Goal of the exercise »
Copy all lines holding the word "zijn" from the entries.

Working data »
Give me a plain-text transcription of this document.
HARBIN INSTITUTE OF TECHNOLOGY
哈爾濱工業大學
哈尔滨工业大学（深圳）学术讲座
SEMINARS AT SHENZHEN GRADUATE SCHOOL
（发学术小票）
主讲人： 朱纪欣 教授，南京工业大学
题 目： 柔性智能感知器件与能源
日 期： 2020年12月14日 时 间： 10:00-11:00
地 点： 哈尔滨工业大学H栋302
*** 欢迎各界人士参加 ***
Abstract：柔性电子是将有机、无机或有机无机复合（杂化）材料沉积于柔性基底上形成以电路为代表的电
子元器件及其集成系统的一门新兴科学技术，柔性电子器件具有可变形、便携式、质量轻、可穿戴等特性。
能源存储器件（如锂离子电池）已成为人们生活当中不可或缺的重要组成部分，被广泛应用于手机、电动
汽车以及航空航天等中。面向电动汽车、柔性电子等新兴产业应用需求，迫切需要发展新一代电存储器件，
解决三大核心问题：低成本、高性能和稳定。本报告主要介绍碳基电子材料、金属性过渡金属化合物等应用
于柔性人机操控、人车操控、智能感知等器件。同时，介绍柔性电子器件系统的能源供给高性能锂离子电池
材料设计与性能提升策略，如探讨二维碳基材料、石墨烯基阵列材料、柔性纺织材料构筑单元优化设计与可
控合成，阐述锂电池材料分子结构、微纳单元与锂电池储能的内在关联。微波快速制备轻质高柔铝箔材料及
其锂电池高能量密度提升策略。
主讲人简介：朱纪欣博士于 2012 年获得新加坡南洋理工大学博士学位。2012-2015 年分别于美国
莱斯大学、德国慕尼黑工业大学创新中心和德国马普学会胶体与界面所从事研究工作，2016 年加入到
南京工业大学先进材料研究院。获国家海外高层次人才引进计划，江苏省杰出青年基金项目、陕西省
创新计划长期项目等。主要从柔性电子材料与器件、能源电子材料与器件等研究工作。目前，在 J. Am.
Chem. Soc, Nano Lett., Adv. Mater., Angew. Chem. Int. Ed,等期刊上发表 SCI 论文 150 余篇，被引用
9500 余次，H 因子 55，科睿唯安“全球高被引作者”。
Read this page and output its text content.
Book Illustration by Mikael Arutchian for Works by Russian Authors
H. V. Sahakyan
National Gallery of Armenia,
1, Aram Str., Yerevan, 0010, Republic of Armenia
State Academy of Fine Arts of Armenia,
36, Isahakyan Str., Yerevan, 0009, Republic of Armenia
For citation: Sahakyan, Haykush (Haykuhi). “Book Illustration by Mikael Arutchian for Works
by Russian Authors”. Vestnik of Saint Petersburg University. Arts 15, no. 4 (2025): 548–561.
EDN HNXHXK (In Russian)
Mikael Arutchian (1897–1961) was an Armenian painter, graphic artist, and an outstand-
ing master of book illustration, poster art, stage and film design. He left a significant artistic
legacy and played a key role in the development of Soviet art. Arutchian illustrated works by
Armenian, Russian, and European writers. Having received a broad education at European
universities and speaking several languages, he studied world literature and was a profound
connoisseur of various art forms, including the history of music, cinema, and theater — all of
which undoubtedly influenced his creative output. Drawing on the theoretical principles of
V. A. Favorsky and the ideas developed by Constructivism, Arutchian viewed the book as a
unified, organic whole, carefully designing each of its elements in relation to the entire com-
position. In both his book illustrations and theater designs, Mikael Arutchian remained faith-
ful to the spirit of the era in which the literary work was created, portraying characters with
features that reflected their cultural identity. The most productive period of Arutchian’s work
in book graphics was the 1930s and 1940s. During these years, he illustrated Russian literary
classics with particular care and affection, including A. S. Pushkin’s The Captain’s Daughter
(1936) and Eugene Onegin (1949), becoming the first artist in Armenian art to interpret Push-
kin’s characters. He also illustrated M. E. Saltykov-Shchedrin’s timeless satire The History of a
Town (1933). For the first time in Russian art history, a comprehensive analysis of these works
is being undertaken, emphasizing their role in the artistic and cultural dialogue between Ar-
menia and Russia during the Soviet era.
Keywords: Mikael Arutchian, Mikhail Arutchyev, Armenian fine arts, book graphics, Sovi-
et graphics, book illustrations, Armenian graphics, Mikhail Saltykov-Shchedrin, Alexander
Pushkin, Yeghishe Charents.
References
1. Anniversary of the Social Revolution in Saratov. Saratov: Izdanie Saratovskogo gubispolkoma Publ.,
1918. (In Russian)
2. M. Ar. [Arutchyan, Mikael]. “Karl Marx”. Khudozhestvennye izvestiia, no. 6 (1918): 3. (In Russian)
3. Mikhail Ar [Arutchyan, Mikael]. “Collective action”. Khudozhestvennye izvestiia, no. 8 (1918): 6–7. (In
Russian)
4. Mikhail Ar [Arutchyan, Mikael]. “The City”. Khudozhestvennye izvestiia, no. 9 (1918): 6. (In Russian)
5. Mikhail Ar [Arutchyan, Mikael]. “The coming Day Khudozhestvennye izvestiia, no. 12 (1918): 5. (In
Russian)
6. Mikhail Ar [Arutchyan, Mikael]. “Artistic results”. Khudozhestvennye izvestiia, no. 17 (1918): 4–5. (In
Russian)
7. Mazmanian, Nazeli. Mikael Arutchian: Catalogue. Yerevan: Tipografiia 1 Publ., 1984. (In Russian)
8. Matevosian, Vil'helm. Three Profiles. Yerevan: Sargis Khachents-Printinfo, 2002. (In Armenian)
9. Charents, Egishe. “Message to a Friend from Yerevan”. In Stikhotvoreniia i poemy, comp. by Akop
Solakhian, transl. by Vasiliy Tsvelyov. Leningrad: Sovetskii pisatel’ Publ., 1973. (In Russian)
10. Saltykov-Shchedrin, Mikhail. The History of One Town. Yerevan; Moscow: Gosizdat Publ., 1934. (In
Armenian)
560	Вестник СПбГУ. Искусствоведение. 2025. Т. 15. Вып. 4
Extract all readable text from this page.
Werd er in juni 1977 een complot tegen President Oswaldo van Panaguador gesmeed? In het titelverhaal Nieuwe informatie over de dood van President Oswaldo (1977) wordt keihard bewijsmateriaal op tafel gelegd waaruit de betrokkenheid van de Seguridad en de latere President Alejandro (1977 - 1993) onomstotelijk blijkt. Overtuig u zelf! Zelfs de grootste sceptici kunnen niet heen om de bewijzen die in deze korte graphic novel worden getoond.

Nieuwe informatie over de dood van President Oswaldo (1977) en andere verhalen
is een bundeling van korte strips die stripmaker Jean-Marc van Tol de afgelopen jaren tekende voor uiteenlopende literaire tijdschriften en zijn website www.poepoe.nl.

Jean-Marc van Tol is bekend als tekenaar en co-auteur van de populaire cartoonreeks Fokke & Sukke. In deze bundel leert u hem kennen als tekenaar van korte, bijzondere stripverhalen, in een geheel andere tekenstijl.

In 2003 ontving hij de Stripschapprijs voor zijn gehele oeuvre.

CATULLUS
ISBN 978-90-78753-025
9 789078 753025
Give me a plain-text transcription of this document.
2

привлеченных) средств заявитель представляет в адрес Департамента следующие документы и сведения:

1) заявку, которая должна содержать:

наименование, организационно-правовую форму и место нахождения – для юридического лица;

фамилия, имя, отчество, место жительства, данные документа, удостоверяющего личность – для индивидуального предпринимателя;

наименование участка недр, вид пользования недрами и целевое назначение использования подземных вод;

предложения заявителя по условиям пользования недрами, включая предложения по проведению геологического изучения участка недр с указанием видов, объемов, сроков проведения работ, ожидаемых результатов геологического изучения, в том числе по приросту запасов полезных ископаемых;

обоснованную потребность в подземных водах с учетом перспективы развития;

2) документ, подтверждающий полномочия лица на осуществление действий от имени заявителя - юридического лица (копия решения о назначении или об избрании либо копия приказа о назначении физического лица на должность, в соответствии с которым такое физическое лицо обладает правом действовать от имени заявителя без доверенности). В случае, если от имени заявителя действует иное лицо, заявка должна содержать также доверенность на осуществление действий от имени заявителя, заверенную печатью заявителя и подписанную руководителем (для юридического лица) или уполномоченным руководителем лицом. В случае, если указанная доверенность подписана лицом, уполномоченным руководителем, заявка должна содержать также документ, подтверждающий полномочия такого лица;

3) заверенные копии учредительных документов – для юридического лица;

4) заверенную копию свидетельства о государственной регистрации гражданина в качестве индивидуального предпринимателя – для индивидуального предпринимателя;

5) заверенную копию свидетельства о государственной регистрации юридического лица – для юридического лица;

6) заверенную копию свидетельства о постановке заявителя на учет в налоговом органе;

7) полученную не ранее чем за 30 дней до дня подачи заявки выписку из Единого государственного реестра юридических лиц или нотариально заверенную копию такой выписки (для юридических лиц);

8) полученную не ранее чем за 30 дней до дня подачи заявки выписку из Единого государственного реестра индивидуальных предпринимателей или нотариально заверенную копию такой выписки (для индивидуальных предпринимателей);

Answer to the task »
is een bundeling van korte strips die stripmaker Jean-Marc van Tol de afgelopen jaren tekende voor uiteenlopende literaire tijdschriften en zijn website www.poepoe.nl.
In 2003 ontving hij de Stripschapprijs voor zijn gehele oeuvre.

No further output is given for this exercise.